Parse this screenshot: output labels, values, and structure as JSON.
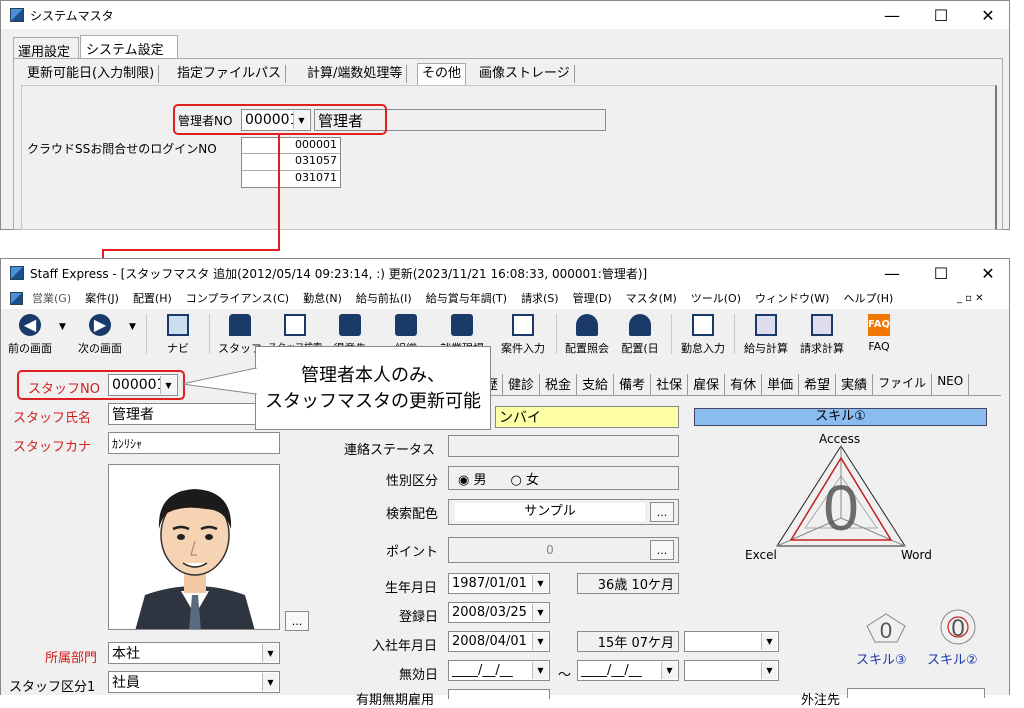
{
  "top_window": {
    "title": "システムマスタ",
    "tabs": [
      "運用設定",
      "システム設定"
    ],
    "subtabs": [
      "更新可能日(入力制限)",
      "指定ファイルパス",
      "計算/端数処理等",
      "その他",
      "画像ストレージ"
    ],
    "admin_label": "管理者NO",
    "admin_no": "000001",
    "admin_name": "管理者",
    "cloud_label": "クラウドSSお問合せのログインNO",
    "cloud_nos": [
      "000001",
      "031057",
      "031071"
    ]
  },
  "main_window": {
    "title": "Staff Express - [スタッフマスタ 追加(2012/05/14 09:23:14, :) 更新(2023/11/21 16:08:33, 000001:管理者)]",
    "menu": [
      "営業(G)",
      "案件(J)",
      "配置(H)",
      "コンプライアンス(C)",
      "勤怠(N)",
      "給与前払(I)",
      "給与賞与年調(T)",
      "請求(S)",
      "管理(D)",
      "マスタ(M)",
      "ツール(O)",
      "ウィンドウ(W)",
      "ヘルプ(H)"
    ],
    "toolbar": [
      "前の画面",
      "次の画面",
      "ナビ",
      "スタッフ",
      "スタッフ検索",
      "得意先",
      "組織",
      "就業現場",
      "案件入力",
      "配置照会",
      "配置(日",
      "勤怠入力",
      "給与計算",
      "請求計算",
      "FAQ"
    ],
    "tabs": [
      "歴",
      "健診",
      "税金",
      "支給",
      "備考",
      "社保",
      "雇保",
      "有休",
      "単価",
      "希望",
      "実績",
      "ファイル",
      "NEO"
    ]
  },
  "callout": {
    "line1": "管理者本人のみ、",
    "line2": "スタッフマスタの更新可能"
  },
  "form": {
    "staff_no_label": "スタッフNO",
    "staff_no": "000001",
    "name_label": "スタッフ氏名",
    "name": "管理者",
    "kana_label": "スタッフカナ",
    "kana": "ｶﾝﾘｼｬ",
    "dept_label": "所属部門",
    "dept": "本社",
    "type_label": "スタッフ区分1",
    "type": "社員",
    "photo_btn": "...",
    "yellow_value": "ンバイ",
    "contact_label": "連絡ステータス",
    "gender_label": "性別区分",
    "gender_male": "男",
    "gender_female": "女",
    "color_label": "検索配色",
    "color_value": "サンプル",
    "point_label": "ポイント",
    "point_value": "0",
    "birth_label": "生年月日",
    "birth": "1987/01/01",
    "age": "36歳 10ケ月",
    "reg_label": "登録日",
    "reg": "2008/03/25",
    "join_label": "入社年月日",
    "join": "2008/04/01",
    "tenure": "15年 07ケ月",
    "invalid_label": "無効日",
    "invalid_from": "____/__/__",
    "tilde": "～",
    "invalid_to": "____/__/__",
    "bottom_label": "有期無期雇用",
    "bottom_right_label": "外注先",
    "ellipsis": "..."
  },
  "skills": {
    "title": "スキル①",
    "access": "Access",
    "excel": "Excel",
    "word": "Word",
    "score": "0",
    "skill3": "スキル③",
    "skill2": "スキル②",
    "mini_score": "0"
  }
}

#### TO BE DONE:
Repeat the data exactly, without the pictures.

#### FINISHED ANSWER:
Parse this screenshot: output labels, values, and structure as JSON.
{
  "top_window": {
    "title": "システムマスタ",
    "tabs": [
      "運用設定",
      "システム設定"
    ],
    "subtabs": [
      "更新可能日(入力制限)",
      "指定ファイルパス",
      "計算/端数処理等",
      "その他",
      "画像ストレージ"
    ],
    "admin_label": "管理者NO",
    "admin_no": "000001",
    "admin_name": "管理者",
    "cloud_label": "クラウドSSお問合せのログインNO",
    "cloud_nos": [
      "000001",
      "031057",
      "031071"
    ]
  },
  "main_window": {
    "title": "Staff Express - [スタッフマスタ 追加(2012/05/14 09:23:14, :) 更新(2023/11/21 16:08:33, 000001:管理者)]",
    "menu": [
      "営業(G)",
      "案件(J)",
      "配置(H)",
      "コンプライアンス(C)",
      "勤怠(N)",
      "給与前払(I)",
      "給与賞与年調(T)",
      "請求(S)",
      "管理(D)",
      "マスタ(M)",
      "ツール(O)",
      "ウィンドウ(W)",
      "ヘルプ(H)"
    ],
    "toolbar": [
      "前の画面",
      "次の画面",
      "ナビ",
      "スタッフ",
      "スタッフ検索",
      "得意先",
      "組織",
      "就業現場",
      "案件入力",
      "配置照会",
      "配置(日",
      "勤怠入力",
      "給与計算",
      "請求計算",
      "FAQ"
    ],
    "tabs": [
      "歴",
      "健診",
      "税金",
      "支給",
      "備考",
      "社保",
      "雇保",
      "有休",
      "単価",
      "希望",
      "実績",
      "ファイル",
      "NEO"
    ]
  },
  "callout": {
    "line1": "管理者本人のみ、",
    "line2": "スタッフマスタの更新可能"
  },
  "form": {
    "staff_no_label": "スタッフNO",
    "staff_no": "000001",
    "name_label": "スタッフ氏名",
    "name": "管理者",
    "kana_label": "スタッフカナ",
    "kana": "ｶﾝﾘｼｬ",
    "dept_label": "所属部門",
    "dept": "本社",
    "type_label": "スタッフ区分1",
    "type": "社員",
    "photo_btn": "...",
    "yellow_value": "ンバイ",
    "contact_label": "連絡ステータス",
    "gender_label": "性別区分",
    "gender_male": "男",
    "gender_female": "女",
    "color_label": "検索配色",
    "color_value": "サンプル",
    "point_label": "ポイント",
    "point_value": "0",
    "birth_label": "生年月日",
    "birth": "1987/01/01",
    "age": "36歳 10ケ月",
    "reg_label": "登録日",
    "reg": "2008/03/25",
    "join_label": "入社年月日",
    "join": "2008/04/01",
    "tenure": "15年 07ケ月",
    "invalid_label": "無効日",
    "invalid_from": "____/__/__",
    "tilde": "～",
    "invalid_to": "____/__/__",
    "bottom_label": "有期無期雇用",
    "bottom_right_label": "外注先",
    "ellipsis": "..."
  },
  "skills": {
    "title": "スキル①",
    "access": "Access",
    "excel": "Excel",
    "word": "Word",
    "score": "0",
    "skill3": "スキル③",
    "skill2": "スキル②",
    "mini_score": "0"
  }
}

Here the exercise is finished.